*Task details*: Locate every line in the records below that contains the word "values", and copy each one.

*Exercise material*:
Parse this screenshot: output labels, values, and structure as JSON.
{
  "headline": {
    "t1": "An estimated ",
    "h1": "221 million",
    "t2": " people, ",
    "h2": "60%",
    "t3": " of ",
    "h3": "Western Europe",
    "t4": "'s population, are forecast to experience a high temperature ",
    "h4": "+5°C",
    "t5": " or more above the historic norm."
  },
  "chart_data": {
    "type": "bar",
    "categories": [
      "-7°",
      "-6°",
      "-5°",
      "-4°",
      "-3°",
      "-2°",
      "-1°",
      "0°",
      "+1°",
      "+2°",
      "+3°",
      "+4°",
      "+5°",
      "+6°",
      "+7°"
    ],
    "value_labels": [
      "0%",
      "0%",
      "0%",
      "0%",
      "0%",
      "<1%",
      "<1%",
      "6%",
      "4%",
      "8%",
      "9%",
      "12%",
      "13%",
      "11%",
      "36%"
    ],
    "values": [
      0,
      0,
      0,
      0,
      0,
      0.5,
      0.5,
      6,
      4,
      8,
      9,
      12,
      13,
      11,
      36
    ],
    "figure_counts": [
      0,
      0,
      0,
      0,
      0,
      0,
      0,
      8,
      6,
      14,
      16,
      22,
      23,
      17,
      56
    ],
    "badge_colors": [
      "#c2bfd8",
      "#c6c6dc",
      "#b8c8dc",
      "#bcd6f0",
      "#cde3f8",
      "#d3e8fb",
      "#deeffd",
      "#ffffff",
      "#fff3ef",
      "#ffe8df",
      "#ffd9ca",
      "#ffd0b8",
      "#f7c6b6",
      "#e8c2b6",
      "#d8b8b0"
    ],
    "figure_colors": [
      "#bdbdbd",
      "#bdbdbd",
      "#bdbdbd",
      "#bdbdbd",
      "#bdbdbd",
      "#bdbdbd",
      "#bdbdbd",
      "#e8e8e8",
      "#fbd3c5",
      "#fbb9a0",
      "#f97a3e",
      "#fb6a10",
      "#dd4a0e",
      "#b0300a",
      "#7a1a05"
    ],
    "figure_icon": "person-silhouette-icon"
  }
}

*Result of the task*:
Parse this screenshot: output labels, values, and structure as JSON.
    "values": [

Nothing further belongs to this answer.